### Task instructions
Omit all images. Transcribe the rest of the material below exactly.

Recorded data
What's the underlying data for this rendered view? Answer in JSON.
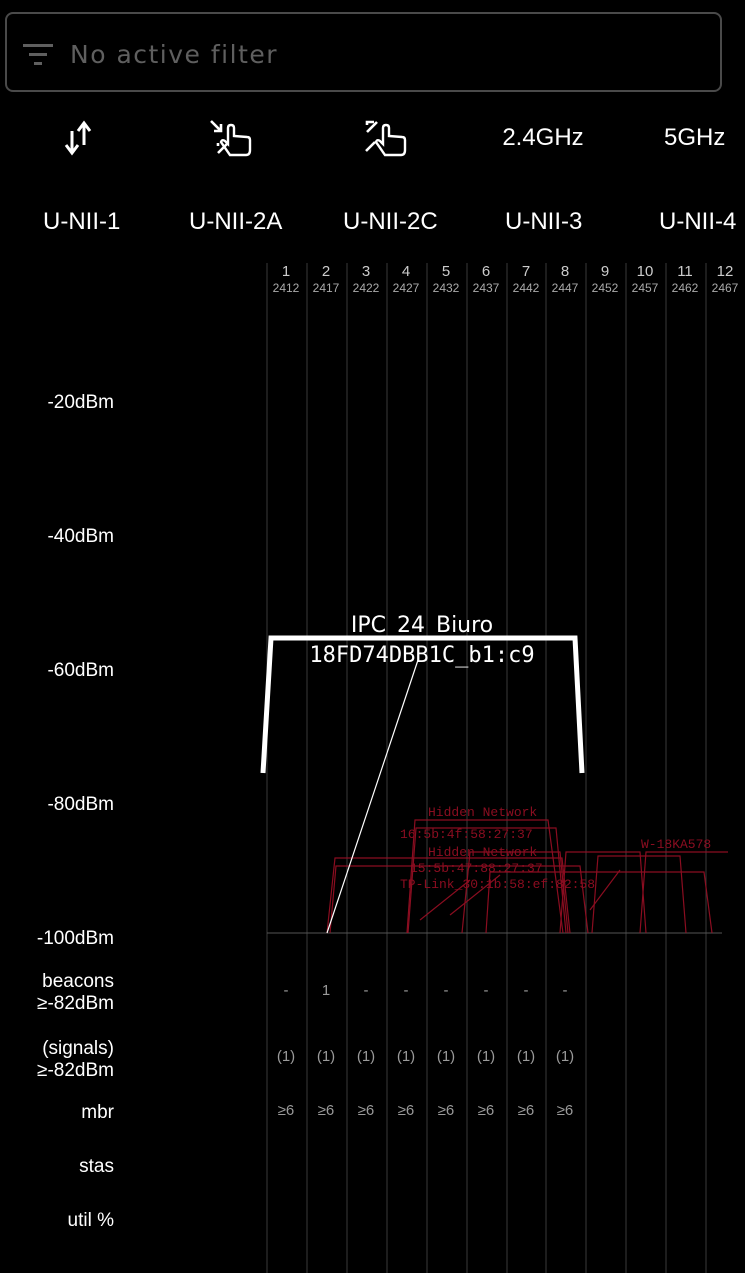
{
  "filter": {
    "placeholder": "No active filter",
    "icon": "filter-icon"
  },
  "toolbar": {
    "sort_icon": "sort-arrows-icon",
    "zoom_in_icon": "pinch-zoom-in-icon",
    "zoom_out_icon": "pinch-zoom-out-icon",
    "band_24": "2.4GHz",
    "band_5": "5GHz"
  },
  "bands": [
    "U-NII-1",
    "U-NII-2A",
    "U-NII-2C",
    "U-NII-3",
    "U-NII-4"
  ],
  "y_axis": [
    "-20dBm",
    "-40dBm",
    "-60dBm",
    "-80dBm",
    "-100dBm"
  ],
  "channels": [
    {
      "n": "1",
      "f": "2412"
    },
    {
      "n": "2",
      "f": "2417"
    },
    {
      "n": "3",
      "f": "2422"
    },
    {
      "n": "4",
      "f": "2427"
    },
    {
      "n": "5",
      "f": "2432"
    },
    {
      "n": "6",
      "f": "2437"
    },
    {
      "n": "7",
      "f": "2442"
    },
    {
      "n": "8",
      "f": "2447"
    },
    {
      "n": "9",
      "f": "2452"
    },
    {
      "n": "10",
      "f": "2457"
    },
    {
      "n": "11",
      "f": "2462"
    },
    {
      "n": "12",
      "f": "2467"
    }
  ],
  "rows": {
    "beacons_label_1": "beacons",
    "beacons_label_2": "≥-82dBm",
    "signals_label_1": "(signals)",
    "signals_label_2": "≥-82dBm",
    "mbr_label": "mbr",
    "stas_label": "stas",
    "util_label": "util %"
  },
  "beacons": [
    "-",
    "1",
    "-",
    "-",
    "-",
    "-",
    "-",
    "-"
  ],
  "signals": [
    "(1)",
    "(1)",
    "(1)",
    "(1)",
    "(1)",
    "(1)",
    "(1)",
    "(1)"
  ],
  "mbr": [
    "≥6",
    "≥6",
    "≥6",
    "≥6",
    "≥6",
    "≥6",
    "≥6",
    "≥6"
  ],
  "main_network": {
    "ssid": "IPC_24_Biuro",
    "bssid": "18FD74DBB1C_b1:c9",
    "signal_dbm": -55
  },
  "colors": {
    "background": "#000000",
    "grid": "#3a3a3a",
    "main_network": "#ffffff",
    "other_networks": "#b0102a"
  }
}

### Task response
What's the underlying data for this rendered view? Answer in JSON.
{
  "filter": {
    "placeholder": "No active filter",
    "icon": "filter-icon"
  },
  "toolbar": {
    "sort_icon": "sort-arrows-icon",
    "zoom_in_icon": "pinch-zoom-in-icon",
    "zoom_out_icon": "pinch-zoom-out-icon",
    "band_24": "2.4GHz",
    "band_5": "5GHz"
  },
  "bands": [
    "U-NII-1",
    "U-NII-2A",
    "U-NII-2C",
    "U-NII-3",
    "U-NII-4"
  ],
  "y_axis": [
    "-20dBm",
    "-40dBm",
    "-60dBm",
    "-80dBm",
    "-100dBm"
  ],
  "channels": [
    {
      "n": "1",
      "f": "2412"
    },
    {
      "n": "2",
      "f": "2417"
    },
    {
      "n": "3",
      "f": "2422"
    },
    {
      "n": "4",
      "f": "2427"
    },
    {
      "n": "5",
      "f": "2432"
    },
    {
      "n": "6",
      "f": "2437"
    },
    {
      "n": "7",
      "f": "2442"
    },
    {
      "n": "8",
      "f": "2447"
    },
    {
      "n": "9",
      "f": "2452"
    },
    {
      "n": "10",
      "f": "2457"
    },
    {
      "n": "11",
      "f": "2462"
    },
    {
      "n": "12",
      "f": "2467"
    }
  ],
  "rows": {
    "beacons_label_1": "beacons",
    "beacons_label_2": "≥-82dBm",
    "signals_label_1": "(signals)",
    "signals_label_2": "≥-82dBm",
    "mbr_label": "mbr",
    "stas_label": "stas",
    "util_label": "util %"
  },
  "beacons": [
    "-",
    "1",
    "-",
    "-",
    "-",
    "-",
    "-",
    "-"
  ],
  "signals": [
    "(1)",
    "(1)",
    "(1)",
    "(1)",
    "(1)",
    "(1)",
    "(1)",
    "(1)"
  ],
  "mbr": [
    "≥6",
    "≥6",
    "≥6",
    "≥6",
    "≥6",
    "≥6",
    "≥6",
    "≥6"
  ],
  "main_network": {
    "ssid": "IPC_24_Biuro",
    "bssid": "18FD74DBB1C_b1:c9",
    "signal_dbm": -55
  },
  "colors": {
    "background": "#000000",
    "grid": "#3a3a3a",
    "main_network": "#ffffff",
    "other_networks": "#b0102a"
  }
}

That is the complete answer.